- _TASK TO CARRY OUT_: Write out each entry again. Keep every word exactly as it is.

---------- RECORDS SUPPLIED

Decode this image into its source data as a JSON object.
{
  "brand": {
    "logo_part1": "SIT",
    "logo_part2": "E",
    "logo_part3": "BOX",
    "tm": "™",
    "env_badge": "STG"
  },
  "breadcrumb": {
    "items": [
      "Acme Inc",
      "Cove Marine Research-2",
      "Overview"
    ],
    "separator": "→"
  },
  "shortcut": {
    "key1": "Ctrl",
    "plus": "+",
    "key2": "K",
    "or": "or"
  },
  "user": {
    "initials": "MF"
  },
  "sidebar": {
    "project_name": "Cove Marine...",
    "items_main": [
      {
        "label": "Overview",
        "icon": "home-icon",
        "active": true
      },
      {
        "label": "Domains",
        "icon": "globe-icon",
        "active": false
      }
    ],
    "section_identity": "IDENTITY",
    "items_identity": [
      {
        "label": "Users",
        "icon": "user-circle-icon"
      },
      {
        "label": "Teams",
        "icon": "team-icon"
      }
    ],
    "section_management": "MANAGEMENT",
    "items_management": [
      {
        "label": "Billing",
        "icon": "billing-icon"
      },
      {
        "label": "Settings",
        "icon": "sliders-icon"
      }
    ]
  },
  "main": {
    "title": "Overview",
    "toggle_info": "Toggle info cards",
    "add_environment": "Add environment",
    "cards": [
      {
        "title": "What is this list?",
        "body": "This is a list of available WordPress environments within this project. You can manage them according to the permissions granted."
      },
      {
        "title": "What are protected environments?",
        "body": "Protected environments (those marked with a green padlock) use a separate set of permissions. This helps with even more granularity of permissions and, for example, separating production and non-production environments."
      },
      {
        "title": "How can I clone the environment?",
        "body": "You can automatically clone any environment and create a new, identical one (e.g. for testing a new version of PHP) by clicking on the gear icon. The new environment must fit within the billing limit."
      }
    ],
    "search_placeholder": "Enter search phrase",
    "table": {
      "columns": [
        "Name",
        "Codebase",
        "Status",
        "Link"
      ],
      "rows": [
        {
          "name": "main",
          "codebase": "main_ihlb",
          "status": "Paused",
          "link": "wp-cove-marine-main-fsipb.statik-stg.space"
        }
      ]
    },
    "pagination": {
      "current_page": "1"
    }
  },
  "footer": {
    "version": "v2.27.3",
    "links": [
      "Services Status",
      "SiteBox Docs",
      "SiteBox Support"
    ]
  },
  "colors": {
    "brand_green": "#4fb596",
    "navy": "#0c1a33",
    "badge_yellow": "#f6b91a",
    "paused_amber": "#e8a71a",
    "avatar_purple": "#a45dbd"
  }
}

--------------------

- _EXERCISE RESULT_:
Decode this image into its source data as a JSON object.
{
  "brand": {
    "logo_part1": "SIT",
    "logo_part2": "E",
    "logo_part3": "BOX",
    "tm": "™",
    "env_badge": "STG"
  },
  "breadcrumb": {
    "items": [
      "Acme Inc",
      "Cove Marine Research-2",
      "Overview"
    ],
    "separator": "→"
  },
  "shortcut": {
    "key1": "Ctrl",
    "plus": "+",
    "key2": "K",
    "or": "or"
  },
  "user": {
    "initials": "MF"
  },
  "sidebar": {
    "project_name": "Cove Marine...",
    "items_main": [
      {
        "label": "Overview",
        "icon": "home-icon",
        "active": true
      },
      {
        "label": "Domains",
        "icon": "globe-icon",
        "active": false
      }
    ],
    "section_identity": "IDENTITY",
    "items_identity": [
      {
        "label": "Users",
        "icon": "user-circle-icon"
      },
      {
        "label": "Teams",
        "icon": "team-icon"
      }
    ],
    "section_management": "MANAGEMENT",
    "items_management": [
      {
        "label": "Billing",
        "icon": "billing-icon"
      },
      {
        "label": "Settings",
        "icon": "sliders-icon"
      }
    ]
  },
  "main": {
    "title": "Overview",
    "toggle_info": "Toggle info cards",
    "add_environment": "Add environment",
    "cards": [
      {
        "title": "What is this list?",
        "body": "This is a list of available WordPress environments within this project. You can manage them according to the permissions granted."
      },
      {
        "title": "What are protected environments?",
        "body": "Protected environments (those marked with a green padlock) use a separate set of permissions. This helps with even more granularity of permissions and, for example, separating production and non-production environments."
      },
      {
        "title": "How can I clone the environment?",
        "body": "You can automatically clone any environment and create a new, identical one (e.g. for testing a new version of PHP) by clicking on the gear icon. The new environment must fit within the billing limit."
      }
    ],
    "search_placeholder": "Enter search phrase",
    "table": {
      "columns": [
        "Name",
        "Codebase",
        "Status",
        "Link"
      ],
      "rows": [
        {
          "name": "main",
          "codebase": "main_ihlb",
          "status": "Paused",
          "link": "wp-cove-marine-main-fsipb.statik-stg.space"
        }
      ]
    },
    "pagination": {
      "current_page": "1"
    }
  },
  "footer": {
    "version": "v2.27.3",
    "links": [
      "Services Status",
      "SiteBox Docs",
      "SiteBox Support"
    ]
  },
  "colors": {
    "brand_green": "#4fb596",
    "navy": "#0c1a33",
    "badge_yellow": "#f6b91a",
    "paused_amber": "#e8a71a",
    "avatar_purple": "#a45dbd"
  }
}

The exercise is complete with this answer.